━━━━━ RECORDS SHOWN ━━━━━

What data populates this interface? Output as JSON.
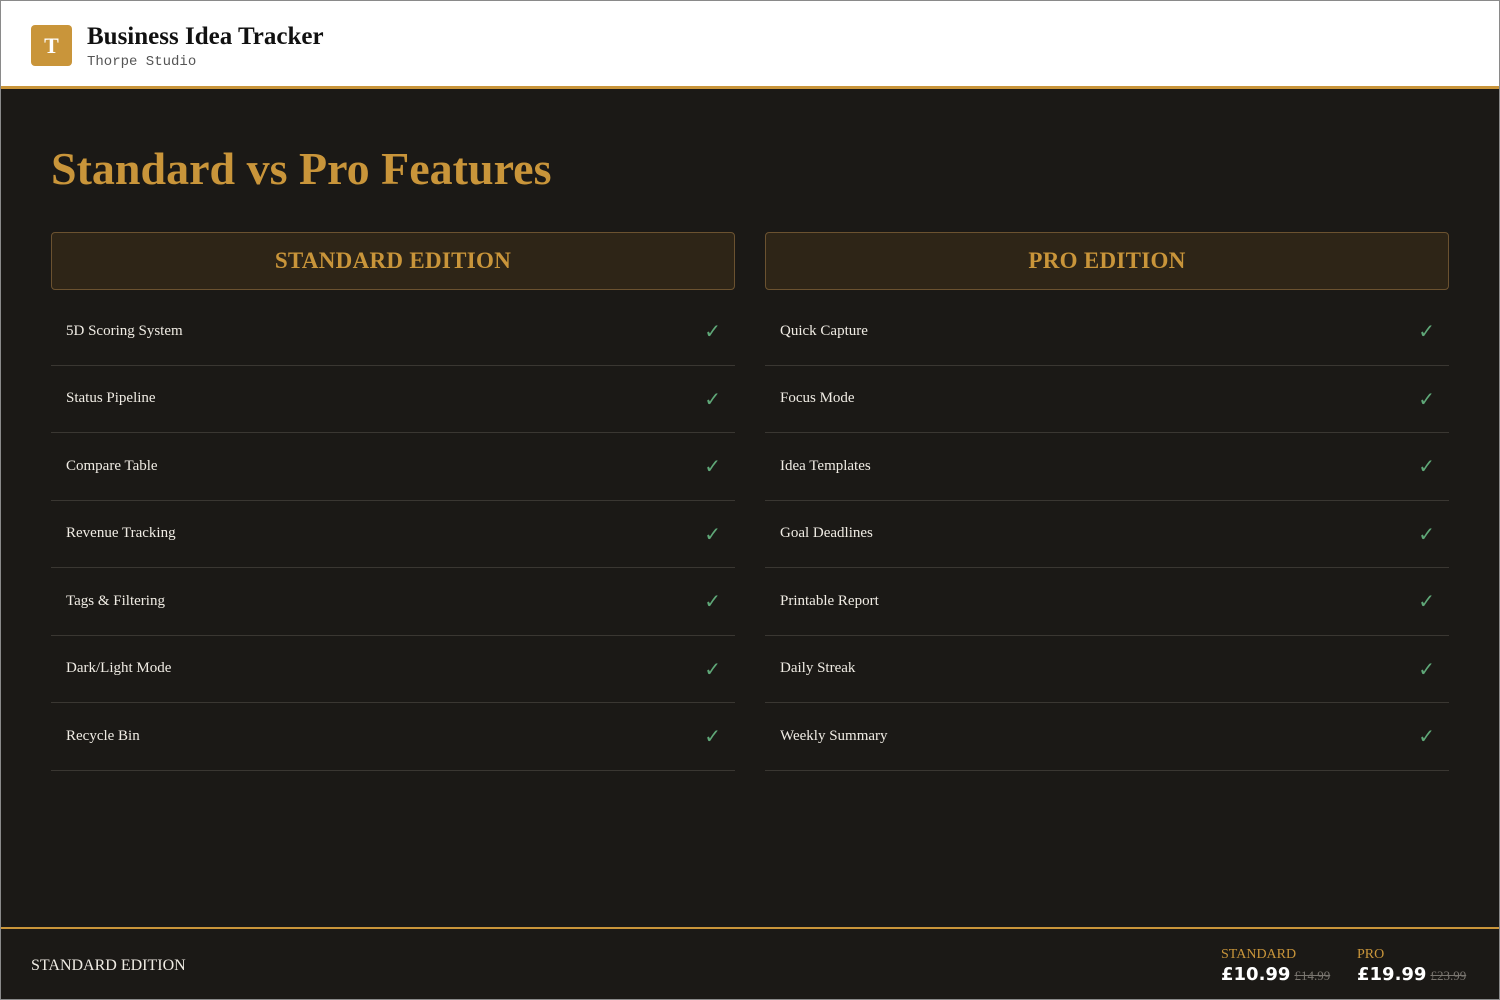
{
  "app": {
    "logo_letter": "T",
    "title": "Business Idea Tracker",
    "subtitle": "Thorpe Studio"
  },
  "page_title": "Standard vs Pro Features",
  "columns": {
    "standard": {
      "heading": "STANDARD EDITION",
      "features": [
        {
          "label": "5D Scoring System",
          "mark": "✓"
        },
        {
          "label": "Status Pipeline",
          "mark": "✓"
        },
        {
          "label": "Compare Table",
          "mark": "✓"
        },
        {
          "label": "Revenue Tracking",
          "mark": "✓"
        },
        {
          "label": "Tags & Filtering",
          "mark": "✓"
        },
        {
          "label": "Dark/Light Mode",
          "mark": "✓"
        },
        {
          "label": "Recycle Bin",
          "mark": "✓"
        }
      ]
    },
    "pro": {
      "heading": "PRO EDITION",
      "features": [
        {
          "label": "Quick Capture",
          "mark": "✓"
        },
        {
          "label": "Focus Mode",
          "mark": "✓"
        },
        {
          "label": "Idea Templates",
          "mark": "✓"
        },
        {
          "label": "Goal Deadlines",
          "mark": "✓"
        },
        {
          "label": "Printable Report",
          "mark": "✓"
        },
        {
          "label": "Daily Streak",
          "mark": "✓"
        },
        {
          "label": "Weekly Summary",
          "mark": "✓"
        }
      ]
    }
  },
  "footer": {
    "edition": "STANDARD EDITION",
    "standard": {
      "label": "STANDARD",
      "price": "£10.99",
      "was": "£14.99"
    },
    "pro": {
      "label": "PRO",
      "price": "£19.99",
      "was": "£23.99"
    }
  },
  "colors": {
    "accent": "#c9953a",
    "background": "#1b1916",
    "check": "#5fa878"
  }
}
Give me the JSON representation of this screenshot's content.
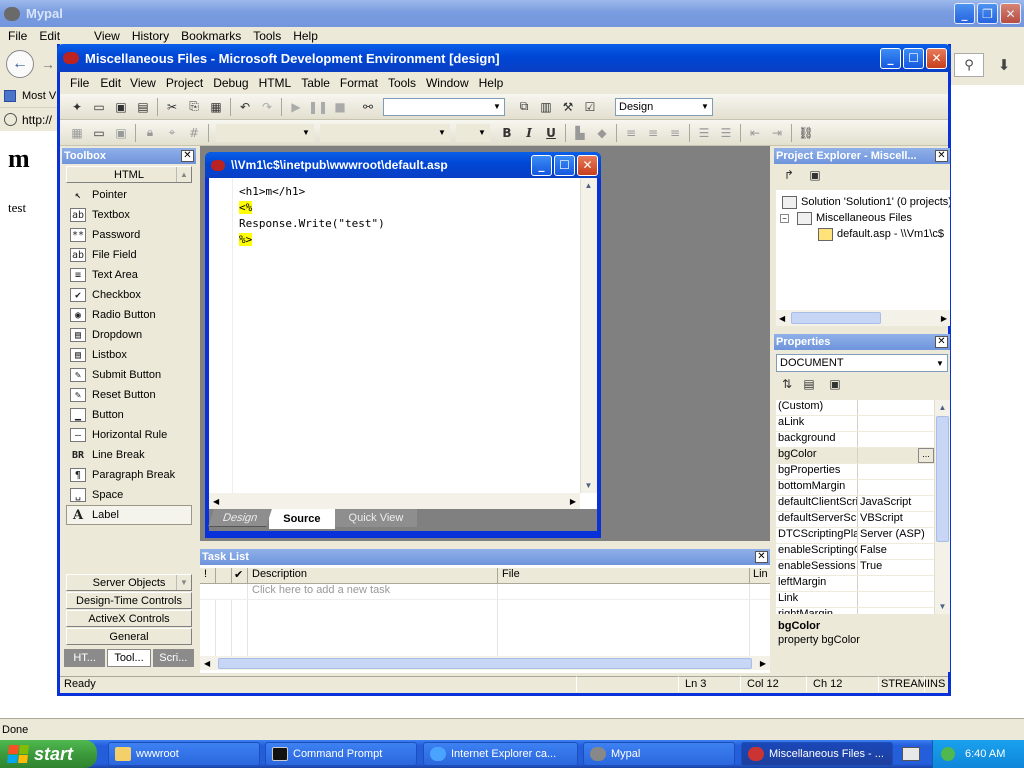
{
  "ie": {
    "title": "Mypal",
    "menu": [
      "File",
      "Edit",
      "View",
      "History",
      "Bookmarks",
      "Tools",
      "Help"
    ],
    "bookmark_label": "Most V",
    "address_text": "http://",
    "page_heading": "m",
    "page_text": "test",
    "status": "Done"
  },
  "vs": {
    "title": "Miscellaneous Files - Microsoft Development Environment [design]",
    "menu": [
      "File",
      "Edit",
      "View",
      "Project",
      "Debug",
      "HTML",
      "Table",
      "Format",
      "Tools",
      "Window",
      "Help"
    ],
    "mode_combo": "Design",
    "format_buttons": {
      "bold": "B",
      "italic": "I",
      "underline": "U"
    }
  },
  "toolbox": {
    "title": "Toolbox",
    "section": "HTML",
    "items": [
      {
        "label": "Pointer",
        "icon": "pointer-icon",
        "glyph": "↖"
      },
      {
        "label": "Textbox",
        "icon": "textbox-icon",
        "glyph": "ab"
      },
      {
        "label": "Password",
        "icon": "password-icon",
        "glyph": "**"
      },
      {
        "label": "File Field",
        "icon": "file-field-icon",
        "glyph": "ab"
      },
      {
        "label": "Text Area",
        "icon": "text-area-icon",
        "glyph": "≡"
      },
      {
        "label": "Checkbox",
        "icon": "checkbox-icon",
        "glyph": "✔"
      },
      {
        "label": "Radio Button",
        "icon": "radio-button-icon",
        "glyph": "◉"
      },
      {
        "label": "Dropdown",
        "icon": "dropdown-icon",
        "glyph": "▤"
      },
      {
        "label": "Listbox",
        "icon": "listbox-icon",
        "glyph": "▤"
      },
      {
        "label": "Submit Button",
        "icon": "submit-button-icon",
        "glyph": "✎"
      },
      {
        "label": "Reset Button",
        "icon": "reset-button-icon",
        "glyph": "✎"
      },
      {
        "label": "Button",
        "icon": "button-icon",
        "glyph": "▁"
      },
      {
        "label": "Horizontal Rule",
        "icon": "horizontal-rule-icon",
        "glyph": "—"
      },
      {
        "label": "Line Break",
        "icon": "line-break-icon",
        "glyph": "BR"
      },
      {
        "label": "Paragraph Break",
        "icon": "paragraph-break-icon",
        "glyph": "¶"
      },
      {
        "label": "Space",
        "icon": "space-icon",
        "glyph": "␣"
      },
      {
        "label": "Label",
        "icon": "label-icon",
        "glyph": "A"
      }
    ],
    "bottom_tabs": [
      "Server Objects",
      "Design-Time Controls",
      "ActiveX Controls",
      "General"
    ],
    "panel_tabs": [
      "HT...",
      "Tool...",
      "Scri..."
    ]
  },
  "editor": {
    "title": "\\\\Vm1\\c$\\inetpub\\wwwroot\\default.asp",
    "lines": [
      {
        "text": "<h1>m</h1>",
        "hl": false
      },
      {
        "text": "<%",
        "hl": true
      },
      {
        "text": "Response.Write(\"test\")",
        "hl": false
      },
      {
        "text": "%>",
        "hl": true
      }
    ],
    "tabs": [
      "Design",
      "Source",
      "Quick View"
    ]
  },
  "tasklist": {
    "title": "Task List",
    "columns": [
      "!",
      "✔",
      "Description",
      "File",
      "Lin"
    ],
    "placeholder": "Click here to add a new task"
  },
  "project_explorer": {
    "title": "Project Explorer - Miscell...",
    "solution": "Solution 'Solution1' (0 projects)",
    "folder": "Miscellaneous Files",
    "file": "default.asp - \\\\Vm1\\c$"
  },
  "properties": {
    "title": "Properties",
    "object": "DOCUMENT",
    "rows": [
      {
        "name": "(Custom)",
        "value": ""
      },
      {
        "name": "aLink",
        "value": ""
      },
      {
        "name": "background",
        "value": ""
      },
      {
        "name": "bgColor",
        "value": ""
      },
      {
        "name": "bgProperties",
        "value": ""
      },
      {
        "name": "bottomMargin",
        "value": ""
      },
      {
        "name": "defaultClientScrip",
        "value": "JavaScript"
      },
      {
        "name": "defaultServerScr",
        "value": "VBScript"
      },
      {
        "name": "DTCScriptingPlatl",
        "value": "Server (ASP)"
      },
      {
        "name": "enableScriptingO",
        "value": "False"
      },
      {
        "name": "enableSessions",
        "value": "True"
      },
      {
        "name": "leftMargin",
        "value": ""
      },
      {
        "name": "Link",
        "value": ""
      },
      {
        "name": "rightMargin",
        "value": ""
      }
    ],
    "ellipsis": "...",
    "desc_title": "bgColor",
    "desc_text": "property bgColor"
  },
  "statusbar": {
    "ready": "Ready",
    "ln": "Ln 3",
    "col": "Col 12",
    "ch": "Ch 12",
    "stream": "STREAM",
    "ins": "INS"
  },
  "taskbar": {
    "start": "start",
    "items": [
      "wwwroot",
      "Command Prompt",
      "Internet Explorer ca...",
      "Mypal",
      "Miscellaneous Files - ..."
    ],
    "clock": "6:40 AM"
  },
  "colors": {
    "xp_blue": "#0046d5",
    "asp_highlight": "#ffff00",
    "taskbar": "#245edb",
    "start": "#3c9a3c"
  }
}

━━━━━

> TASK GOAL
Scan the data above; copy every line where "background" appears.

> TASK RESPONSE
    "background": "#1b1916",
        "name": "background",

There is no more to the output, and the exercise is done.